**Requirements**
In the listing below, locate the lines that hold the string "жира". Copy those lines.

**Dataset records**
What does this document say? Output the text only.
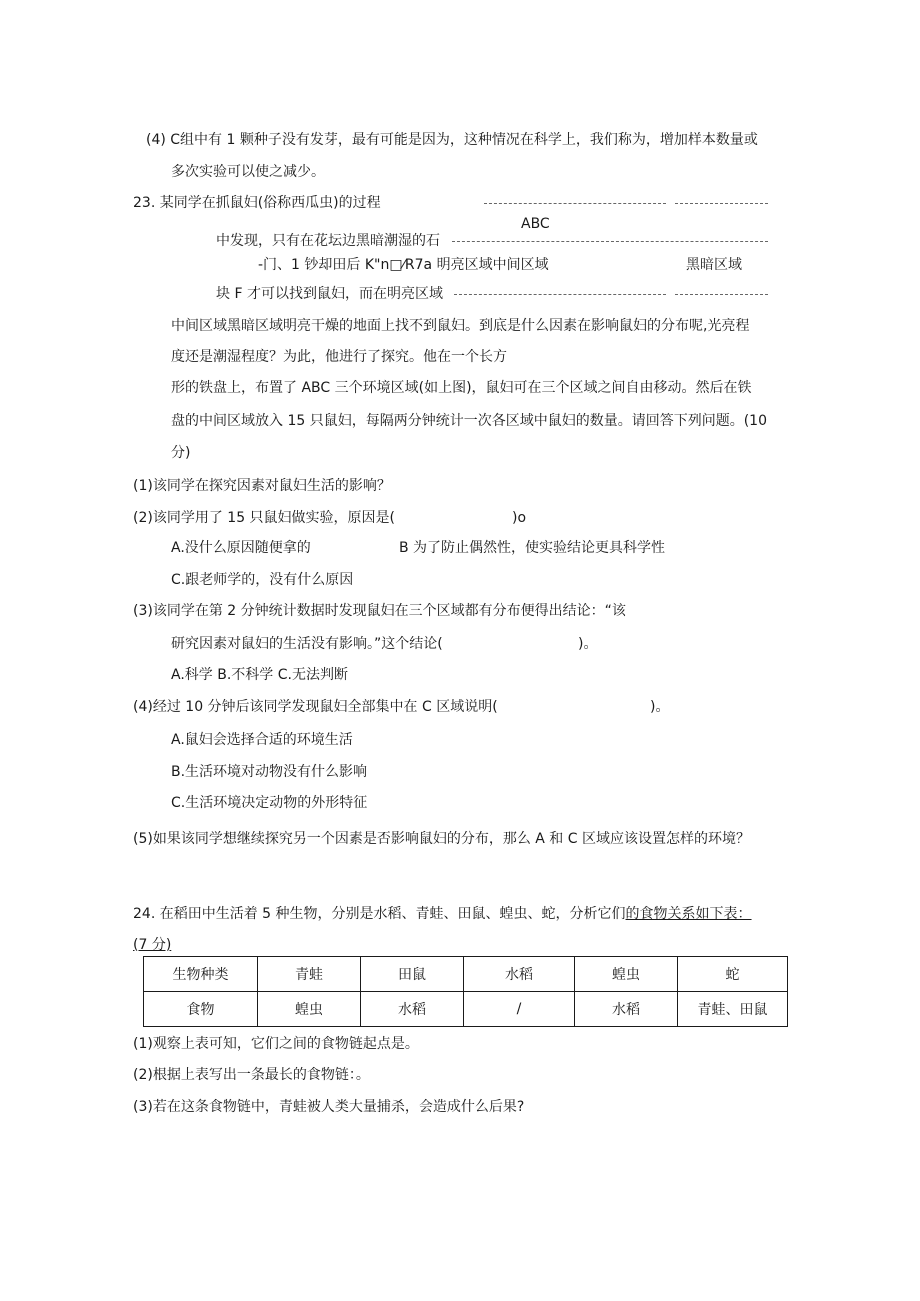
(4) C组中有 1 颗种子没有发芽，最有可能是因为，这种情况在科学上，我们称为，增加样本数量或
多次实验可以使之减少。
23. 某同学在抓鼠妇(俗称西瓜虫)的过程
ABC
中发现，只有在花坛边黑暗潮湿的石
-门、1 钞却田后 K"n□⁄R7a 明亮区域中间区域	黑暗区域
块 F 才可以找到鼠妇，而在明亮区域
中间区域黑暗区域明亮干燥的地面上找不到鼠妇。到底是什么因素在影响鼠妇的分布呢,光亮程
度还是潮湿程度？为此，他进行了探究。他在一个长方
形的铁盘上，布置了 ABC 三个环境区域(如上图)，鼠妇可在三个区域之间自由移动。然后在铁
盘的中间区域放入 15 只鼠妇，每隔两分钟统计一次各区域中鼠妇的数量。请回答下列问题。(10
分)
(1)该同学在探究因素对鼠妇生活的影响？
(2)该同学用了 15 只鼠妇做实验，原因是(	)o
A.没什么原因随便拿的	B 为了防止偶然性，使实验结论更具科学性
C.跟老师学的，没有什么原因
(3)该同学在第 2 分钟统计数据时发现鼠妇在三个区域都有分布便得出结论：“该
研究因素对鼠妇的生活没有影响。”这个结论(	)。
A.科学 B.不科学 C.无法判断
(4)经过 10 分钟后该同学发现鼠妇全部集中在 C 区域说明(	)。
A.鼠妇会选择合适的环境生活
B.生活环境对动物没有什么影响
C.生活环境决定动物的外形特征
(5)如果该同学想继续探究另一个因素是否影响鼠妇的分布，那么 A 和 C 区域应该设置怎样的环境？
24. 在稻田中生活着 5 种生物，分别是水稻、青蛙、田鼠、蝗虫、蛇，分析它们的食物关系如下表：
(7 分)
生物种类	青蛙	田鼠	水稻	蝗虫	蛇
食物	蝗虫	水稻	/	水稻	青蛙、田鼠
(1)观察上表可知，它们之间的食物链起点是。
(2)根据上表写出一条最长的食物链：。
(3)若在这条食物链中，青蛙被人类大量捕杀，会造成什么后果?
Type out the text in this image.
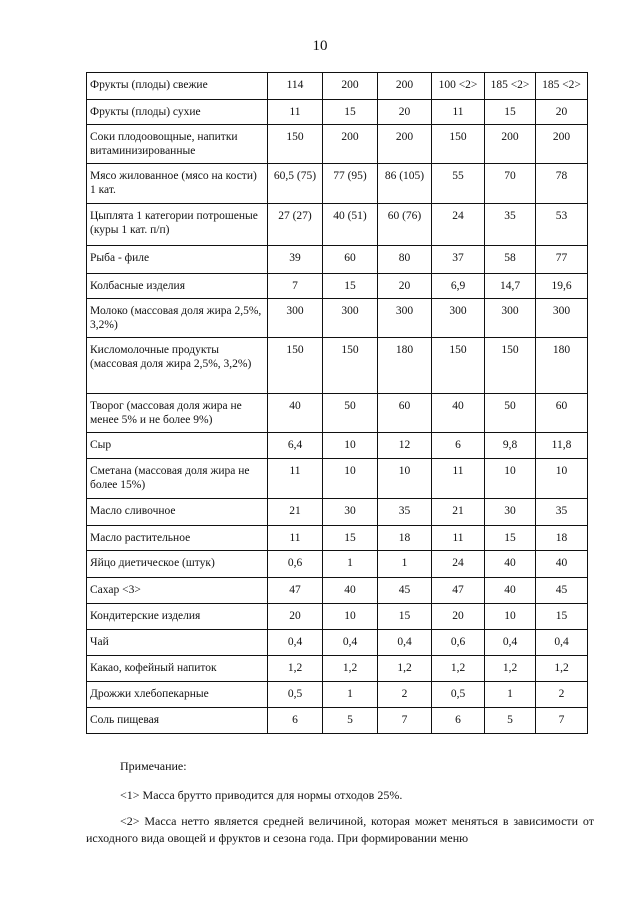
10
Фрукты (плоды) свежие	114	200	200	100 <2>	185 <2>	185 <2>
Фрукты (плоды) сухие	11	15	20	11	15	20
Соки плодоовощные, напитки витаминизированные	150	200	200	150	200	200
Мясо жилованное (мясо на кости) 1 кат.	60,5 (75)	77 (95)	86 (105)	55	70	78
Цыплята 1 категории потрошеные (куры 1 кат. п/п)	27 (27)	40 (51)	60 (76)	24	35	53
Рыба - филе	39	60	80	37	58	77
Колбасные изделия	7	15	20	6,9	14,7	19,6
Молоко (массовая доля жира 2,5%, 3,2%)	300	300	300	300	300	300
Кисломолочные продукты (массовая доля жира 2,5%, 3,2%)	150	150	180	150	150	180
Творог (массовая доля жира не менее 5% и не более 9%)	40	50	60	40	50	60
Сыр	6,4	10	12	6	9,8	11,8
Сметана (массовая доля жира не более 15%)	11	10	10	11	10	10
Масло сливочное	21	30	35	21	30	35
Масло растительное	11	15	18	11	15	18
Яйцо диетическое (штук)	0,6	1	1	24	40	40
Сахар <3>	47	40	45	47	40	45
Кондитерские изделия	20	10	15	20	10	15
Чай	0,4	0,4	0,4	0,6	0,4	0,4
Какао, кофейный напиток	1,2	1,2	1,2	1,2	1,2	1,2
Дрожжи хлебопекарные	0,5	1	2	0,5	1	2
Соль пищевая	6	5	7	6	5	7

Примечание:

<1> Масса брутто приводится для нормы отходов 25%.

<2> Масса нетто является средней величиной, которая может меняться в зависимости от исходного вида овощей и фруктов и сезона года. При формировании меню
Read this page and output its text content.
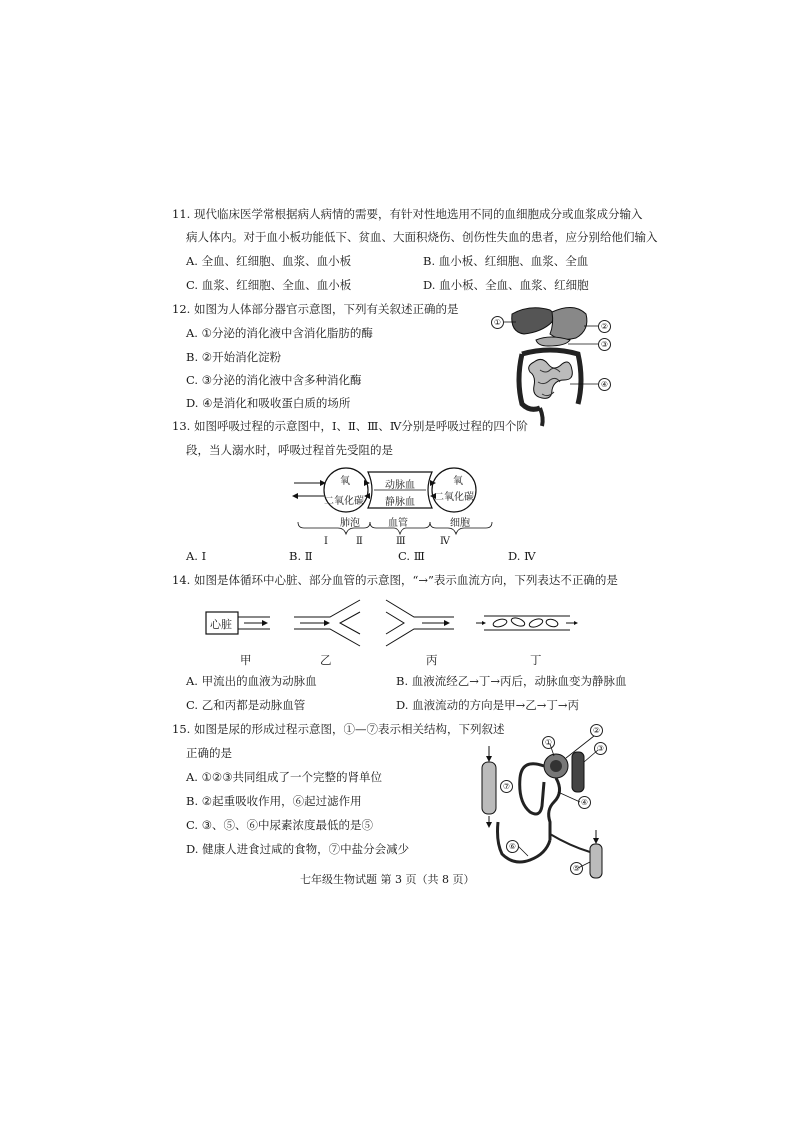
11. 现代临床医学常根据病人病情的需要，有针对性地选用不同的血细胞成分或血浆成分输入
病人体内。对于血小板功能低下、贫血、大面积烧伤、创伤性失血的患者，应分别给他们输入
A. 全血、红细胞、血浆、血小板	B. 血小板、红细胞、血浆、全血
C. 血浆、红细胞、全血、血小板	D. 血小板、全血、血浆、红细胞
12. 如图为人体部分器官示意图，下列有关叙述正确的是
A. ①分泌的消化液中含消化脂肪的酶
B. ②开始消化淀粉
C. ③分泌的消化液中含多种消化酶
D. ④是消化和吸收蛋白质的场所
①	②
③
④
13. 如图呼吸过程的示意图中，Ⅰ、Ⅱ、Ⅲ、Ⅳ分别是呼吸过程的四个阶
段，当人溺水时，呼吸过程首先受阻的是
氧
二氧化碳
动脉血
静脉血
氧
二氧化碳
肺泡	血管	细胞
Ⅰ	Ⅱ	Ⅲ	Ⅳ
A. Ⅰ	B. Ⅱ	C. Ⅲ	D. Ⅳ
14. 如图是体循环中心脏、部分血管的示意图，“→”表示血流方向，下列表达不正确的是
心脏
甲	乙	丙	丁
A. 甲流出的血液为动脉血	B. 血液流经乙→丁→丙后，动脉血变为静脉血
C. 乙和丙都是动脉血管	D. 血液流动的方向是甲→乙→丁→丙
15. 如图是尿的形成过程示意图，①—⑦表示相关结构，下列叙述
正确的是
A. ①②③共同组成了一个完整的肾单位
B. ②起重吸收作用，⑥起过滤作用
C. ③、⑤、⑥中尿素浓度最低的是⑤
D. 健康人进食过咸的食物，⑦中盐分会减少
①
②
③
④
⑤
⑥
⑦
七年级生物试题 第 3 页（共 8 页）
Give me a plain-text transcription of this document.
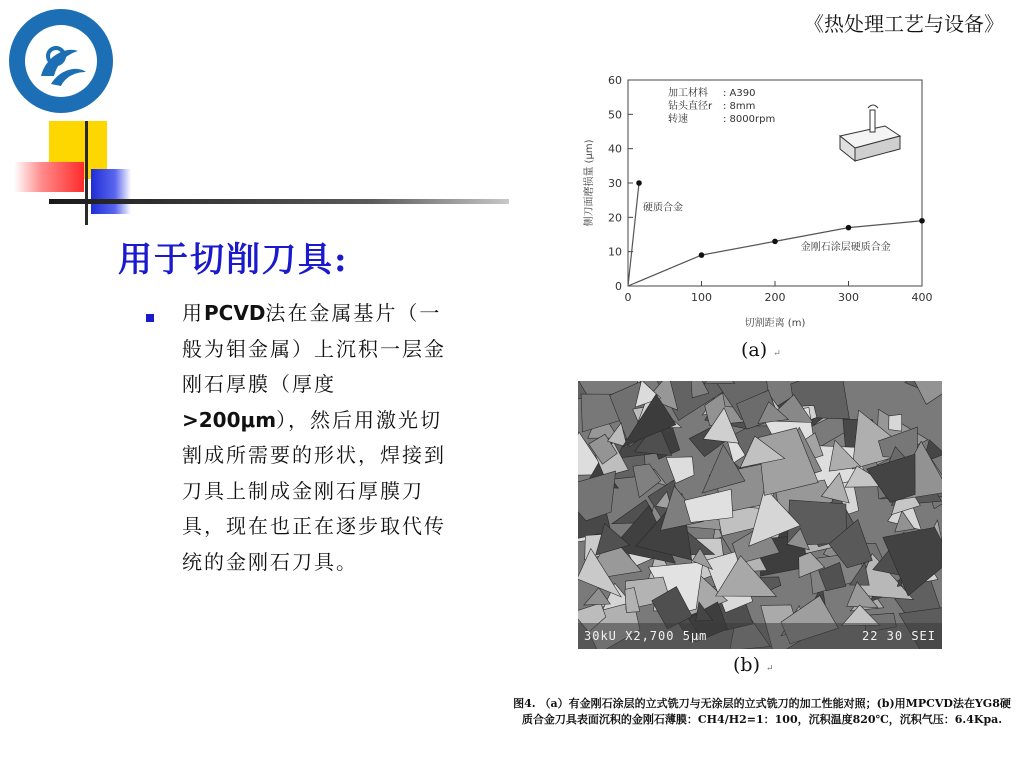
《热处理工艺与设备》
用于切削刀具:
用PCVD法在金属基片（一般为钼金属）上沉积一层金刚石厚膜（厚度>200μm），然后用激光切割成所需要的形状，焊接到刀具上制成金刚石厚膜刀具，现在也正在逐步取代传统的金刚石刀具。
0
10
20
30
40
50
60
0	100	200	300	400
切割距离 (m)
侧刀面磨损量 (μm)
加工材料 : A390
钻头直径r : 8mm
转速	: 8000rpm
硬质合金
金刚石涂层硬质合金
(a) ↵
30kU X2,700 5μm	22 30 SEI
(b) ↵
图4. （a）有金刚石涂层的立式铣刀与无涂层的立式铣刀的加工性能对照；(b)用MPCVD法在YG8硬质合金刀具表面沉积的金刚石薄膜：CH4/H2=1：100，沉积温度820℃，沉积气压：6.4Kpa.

**Response to this task**
Молоко (массовая доля жира 2,5%, 3,2%)	300	300	300	300	300	300
Кисломолочные продукты (массовая доля жира 2,5%, 3,2%)	150	150	180	150	150	180
Творог (массовая доля жира не менее 5% и не более 9%)	40	50	60	40	50	60
Сметана (массовая доля жира не более 15%)	11	10	10	11	10	10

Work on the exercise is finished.